** start LISTING **
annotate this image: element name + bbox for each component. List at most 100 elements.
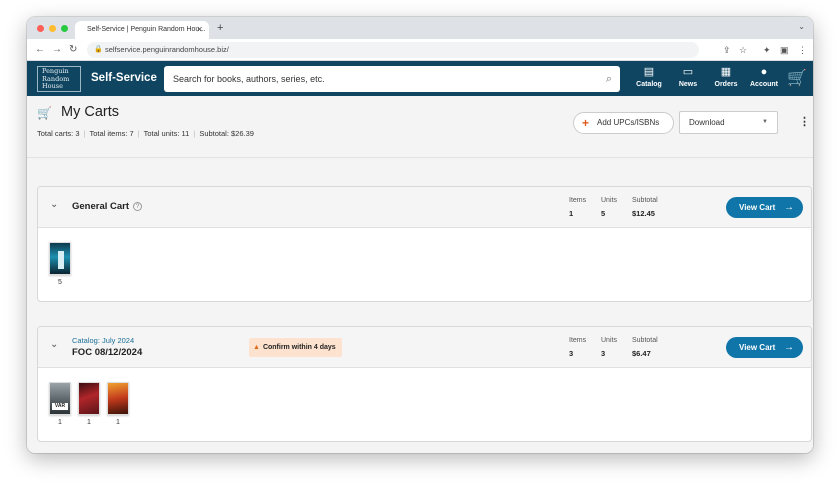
new-tab-button[interactable]: + (217, 21, 223, 35)
book-quantity: 1 (58, 419, 62, 426)
tab-strip: Self-Service | Penguin Random Hou... ✕ +… (27, 17, 813, 39)
chevron-down-icon: ▼ (762, 119, 768, 125)
confirm-warning-badge: ▲ Confirm within 4 days (249, 338, 342, 357)
units-label: Units (601, 337, 617, 344)
help-icon[interactable]: ? (133, 202, 143, 211)
book-thumbnail[interactable]: 1 (107, 382, 129, 426)
items-value: 1 (569, 209, 574, 218)
book-cover-image[interactable] (78, 382, 100, 415)
tab-search-icon[interactable]: ⌄ (798, 22, 805, 31)
url-field[interactable]: 🔒 selfservice.penguinrandomhouse.biz/ (87, 42, 699, 58)
tab-close-icon[interactable]: ✕ (196, 21, 203, 39)
extensions-icon[interactable]: ✦ (763, 42, 771, 58)
total-carts: Total carts: 3 (37, 129, 80, 138)
lock-icon: 🔒 (94, 46, 103, 53)
book-quantity: 5 (58, 279, 62, 286)
cart-totals: Total carts: 3 | Total items: 7 | Total unit… (37, 129, 254, 138)
cart-name: General Cart? (72, 201, 143, 212)
book-thumbnail[interactable]: 5 (49, 242, 71, 286)
book-thumbnail[interactable]: 1 (78, 382, 100, 426)
items-label: Items (569, 197, 587, 204)
book-quantity: 1 (87, 419, 91, 426)
forward-icon[interactable]: → (52, 42, 62, 58)
search-icon[interactable]: ⌕ (606, 66, 612, 92)
browser-tab[interactable]: Self-Service | Penguin Random Hou... ✕ (75, 21, 209, 39)
warning-text: Confirm within 4 days (262, 344, 336, 351)
cart-icon[interactable]: 🛒 (787, 68, 807, 88)
page-body: 🛒 My Carts Total carts: 3 | Total items: 7… (27, 96, 813, 453)
window-controls (37, 25, 68, 32)
cart-items-stat: Items 3 (569, 336, 586, 359)
news-icon: ▭ (682, 66, 694, 78)
bookmark-star-icon[interactable]: ☆ (739, 42, 747, 58)
reload-icon[interactable]: ↻ (69, 42, 77, 58)
carts-header: 🛒 My Carts Total carts: 3 | Total items: 7… (27, 96, 813, 158)
cart-card-header[interactable]: ⌄ Catalog: July 2024 FOC 08/12/2024 ▲ Con… (38, 327, 811, 368)
chevron-collapse-icon[interactable]: ⌄ (50, 339, 58, 350)
brand-title[interactable]: Self-Service (91, 61, 157, 96)
view-cart-label: View Cart (739, 343, 776, 352)
back-icon[interactable]: ← (35, 42, 45, 58)
subtotal-label: Subtotal (632, 197, 658, 204)
cart-thumbnails: VAR 1 1 1 (49, 382, 129, 426)
book-thumbnail[interactable]: VAR 1 (49, 382, 71, 426)
view-cart-label: View Cart (739, 203, 776, 212)
cart-card-foc: ⌄ Catalog: July 2024 FOC 08/12/2024 ▲ Con… (37, 326, 812, 442)
download-select[interactable]: Download ▼ (679, 111, 778, 134)
items-label: Items (569, 337, 587, 344)
page-title: My Carts (61, 104, 119, 120)
share-icon[interactable]: ⇪ (723, 42, 731, 58)
more-options-icon[interactable]: ⋮ (799, 115, 810, 128)
sidepanel-icon[interactable]: ▣ (780, 42, 789, 58)
subtotal-value: $6.47 (632, 349, 651, 358)
cart-card-header[interactable]: ⌄ General Cart? Items 1 Units 5 Subtotal… (38, 187, 811, 228)
warning-icon: ▲ (253, 344, 260, 351)
nav-catalog[interactable]: ▤ Catalog (630, 64, 668, 90)
logo-line-3: House (42, 82, 63, 90)
cart-units-stat: Units 5 (601, 196, 617, 219)
plus-icon: + (582, 116, 590, 130)
add-upcs-button[interactable]: + Add UPCs/ISBNs (573, 112, 674, 134)
cart-card-general: ⌄ General Cart? Items 1 Units 5 Subtotal… (37, 186, 812, 302)
add-upcs-label: Add UPCs/ISBNs (597, 118, 660, 127)
book-cover-image[interactable] (49, 242, 71, 275)
prh-logo[interactable]: Penguin Random House (37, 66, 81, 92)
tab-title: Self-Service | Penguin Random Hou... (87, 26, 206, 33)
search-placeholder: Search for books, authors, series, etc. (173, 74, 325, 84)
cart-name-text: General Cart (72, 201, 130, 212)
cart-items-stat: Items 1 (569, 196, 586, 219)
chevron-collapse-icon[interactable]: ⌄ (50, 199, 58, 210)
book-cover-image[interactable]: VAR (49, 382, 71, 415)
my-carts-icon: 🛒 (37, 106, 52, 120)
cart-subtotal-stat: Subtotal $12.45 (632, 196, 658, 219)
nav-news[interactable]: ▭ News (669, 64, 707, 90)
units-value: 5 (601, 209, 606, 218)
close-window-button[interactable] (37, 25, 44, 32)
minimize-window-button[interactable] (49, 25, 56, 32)
catalog-icon: ▤ (643, 66, 655, 78)
url-text: selfservice.penguinrandomhouse.biz/ (105, 45, 229, 54)
subtotal-value: $12.45 (632, 209, 655, 218)
arrow-right-icon: → (784, 202, 794, 213)
nav-orders-label: Orders (714, 81, 738, 88)
account-icon: ● (760, 66, 768, 78)
cart-subtotal-stat: Subtotal $6.47 (632, 336, 658, 359)
browser-menu-icon[interactable]: ⋮ (798, 42, 807, 58)
view-cart-button[interactable]: View Cart → (726, 337, 803, 358)
maximize-window-button[interactable] (61, 25, 68, 32)
variant-badge: VAR (52, 403, 68, 410)
nav-orders[interactable]: ▦ Orders (707, 64, 745, 90)
book-cover-image[interactable] (107, 382, 129, 415)
browser-window: Self-Service | Penguin Random Hou... ✕ +… (27, 17, 813, 453)
address-bar-row: ← → ↻ 🔒 selfservice.penguinrandomhouse.b… (27, 39, 813, 61)
search-input[interactable]: Search for books, authors, series, etc. … (164, 66, 620, 92)
catalog-link[interactable]: Catalog: July 2024 (72, 336, 134, 345)
download-label: Download (689, 118, 725, 127)
subtotal-label: Subtotal (632, 337, 658, 344)
nav-account[interactable]: ● Account (745, 64, 783, 90)
total-subtotal: Subtotal: $26.39 (199, 129, 254, 138)
cart-thumbnails: 5 (49, 242, 71, 286)
total-items: Total items: 7 (89, 129, 134, 138)
view-cart-button[interactable]: View Cart → (726, 197, 803, 218)
arrow-right-icon: → (784, 342, 794, 353)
** end LISTING **
### [EXERCISE DESCRIPTION]
Rewrite every line of the items with "book-quantity" swapped for "copy-count" wherever it occurs, keeping everything else the same, and omit the pictures.

### [FULL SOLUTION]
annotate this image: element name + bbox for each component. List at most 100 elements.
new-tab-button[interactable]: + (217, 21, 223, 35)
copy-count: 1 (58, 419, 62, 426)
tab-strip: Self-Service | Penguin Random Hou... ✕ +… (27, 17, 813, 39)
chevron-down-icon: ▼ (762, 119, 768, 125)
confirm-warning-badge: ▲ Confirm within 4 days (249, 338, 342, 357)
units-label: Units (601, 337, 617, 344)
help-icon[interactable]: ? (133, 202, 143, 211)
book-thumbnail[interactable]: 1 (107, 382, 129, 426)
items-value: 1 (569, 209, 574, 218)
book-cover-image[interactable] (78, 382, 100, 415)
tab-search-icon[interactable]: ⌄ (798, 22, 805, 31)
url-field[interactable]: 🔒 selfservice.penguinrandomhouse.biz/ (87, 42, 699, 58)
tab-close-icon[interactable]: ✕ (196, 21, 203, 39)
extensions-icon[interactable]: ✦ (763, 42, 771, 58)
total-carts: Total carts: 3 (37, 129, 80, 138)
lock-icon: 🔒 (94, 46, 103, 53)
copy-count: 5 (58, 279, 62, 286)
cart-totals: Total carts: 3 | Total items: 7 | Total unit… (37, 129, 254, 138)
cart-name: General Cart? (72, 201, 143, 212)
book-thumbnail[interactable]: 5 (49, 242, 71, 286)
book-thumbnail[interactable]: 1 (78, 382, 100, 426)
items-label: Items (569, 197, 587, 204)
copy-count: 1 (87, 419, 91, 426)
forward-icon[interactable]: → (52, 42, 62, 58)
search-icon[interactable]: ⌕ (606, 66, 612, 92)
browser-tab[interactable]: Self-Service | Penguin Random Hou... ✕ (75, 21, 209, 39)
warning-text: Confirm within 4 days (262, 344, 336, 351)
cart-icon[interactable]: 🛒 (787, 68, 807, 88)
page-body: 🛒 My Carts Total carts: 3 | Total items: 7… (27, 96, 813, 453)
window-controls (37, 25, 68, 32)
cart-items-stat: Items 3 (569, 336, 586, 359)
news-icon: ▭ (682, 66, 694, 78)
bookmark-star-icon[interactable]: ☆ (739, 42, 747, 58)
reload-icon[interactable]: ↻ (69, 42, 77, 58)
carts-header: 🛒 My Carts Total carts: 3 | Total items: 7… (27, 96, 813, 158)
cart-card-header[interactable]: ⌄ Catalog: July 2024 FOC 08/12/2024 ▲ Con… (38, 327, 811, 368)
chevron-collapse-icon[interactable]: ⌄ (50, 339, 58, 350)
brand-title[interactable]: Self-Service (91, 61, 157, 96)
view-cart-label: View Cart (739, 343, 776, 352)
back-icon[interactable]: ← (35, 42, 45, 58)
subtotal-label: Subtotal (632, 197, 658, 204)
cart-thumbnails: VAR 1 1 1 (49, 382, 129, 426)
book-thumbnail[interactable]: VAR 1 (49, 382, 71, 426)
view-cart-label: View Cart (739, 203, 776, 212)
cart-card-foc: ⌄ Catalog: July 2024 FOC 08/12/2024 ▲ Con… (37, 326, 812, 442)
download-select[interactable]: Download ▼ (679, 111, 778, 134)
items-label: Items (569, 337, 587, 344)
page-title: My Carts (61, 104, 119, 120)
share-icon[interactable]: ⇪ (723, 42, 731, 58)
more-options-icon[interactable]: ⋮ (799, 115, 810, 128)
sidepanel-icon[interactable]: ▣ (780, 42, 789, 58)
subtotal-value: $6.47 (632, 349, 651, 358)
cart-card-header[interactable]: ⌄ General Cart? Items 1 Units 5 Subtotal… (38, 187, 811, 228)
warning-icon: ▲ (253, 344, 260, 351)
nav-catalog[interactable]: ▤ Catalog (630, 64, 668, 90)
logo-line-3: House (42, 82, 63, 90)
cart-units-stat: Units 5 (601, 196, 617, 219)
plus-icon: + (582, 116, 590, 130)
add-upcs-button[interactable]: + Add UPCs/ISBNs (573, 112, 674, 134)
cart-card-general: ⌄ General Cart? Items 1 Units 5 Subtotal… (37, 186, 812, 302)
add-upcs-label: Add UPCs/ISBNs (597, 118, 660, 127)
book-cover-image[interactable] (49, 242, 71, 275)
prh-logo[interactable]: Penguin Random House (37, 66, 81, 92)
tab-title: Self-Service | Penguin Random Hou... (87, 26, 206, 33)
search-placeholder: Search for books, authors, series, etc. (173, 74, 325, 84)
cart-name-text: General Cart (72, 201, 130, 212)
cart-items-stat: Items 1 (569, 196, 586, 219)
chevron-collapse-icon[interactable]: ⌄ (50, 199, 58, 210)
book-cover-image[interactable]: VAR (49, 382, 71, 415)
my-carts-icon: 🛒 (37, 106, 52, 120)
cart-subtotal-stat: Subtotal $12.45 (632, 196, 658, 219)
nav-news[interactable]: ▭ News (669, 64, 707, 90)
units-value: 5 (601, 209, 606, 218)
close-window-button[interactable] (37, 25, 44, 32)
minimize-window-button[interactable] (49, 25, 56, 32)
catalog-icon: ▤ (643, 66, 655, 78)
url-text: selfservice.penguinrandomhouse.biz/ (105, 45, 229, 54)
subtotal-value: $12.45 (632, 209, 655, 218)
arrow-right-icon: → (784, 202, 794, 213)
nav-orders-label: Orders (714, 81, 738, 88)
account-icon: ● (760, 66, 768, 78)
cart-subtotal-stat: Subtotal $6.47 (632, 336, 658, 359)
browser-menu-icon[interactable]: ⋮ (798, 42, 807, 58)
view-cart-button[interactable]: View Cart → (726, 337, 803, 358)
maximize-window-button[interactable] (61, 25, 68, 32)
variant-badge: VAR (52, 403, 68, 410)
nav-orders[interactable]: ▦ Orders (707, 64, 745, 90)
book-cover-image[interactable] (107, 382, 129, 415)
browser-window: Self-Service | Penguin Random Hou... ✕ +… (27, 17, 813, 453)
address-bar-row: ← → ↻ 🔒 selfservice.penguinrandomhouse.b… (27, 39, 813, 61)
search-input[interactable]: Search for books, authors, series, etc. … (164, 66, 620, 92)
catalog-link[interactable]: Catalog: July 2024 (72, 336, 134, 345)
download-label: Download (689, 118, 725, 127)
subtotal-label: Subtotal (632, 337, 658, 344)
nav-account[interactable]: ● Account (745, 64, 783, 90)
total-subtotal: Subtotal: $26.39 (199, 129, 254, 138)
cart-thumbnails: 5 (49, 242, 71, 286)
total-items: Total items: 7 (89, 129, 134, 138)
view-cart-button[interactable]: View Cart → (726, 197, 803, 218)
arrow-right-icon: → (784, 342, 794, 353)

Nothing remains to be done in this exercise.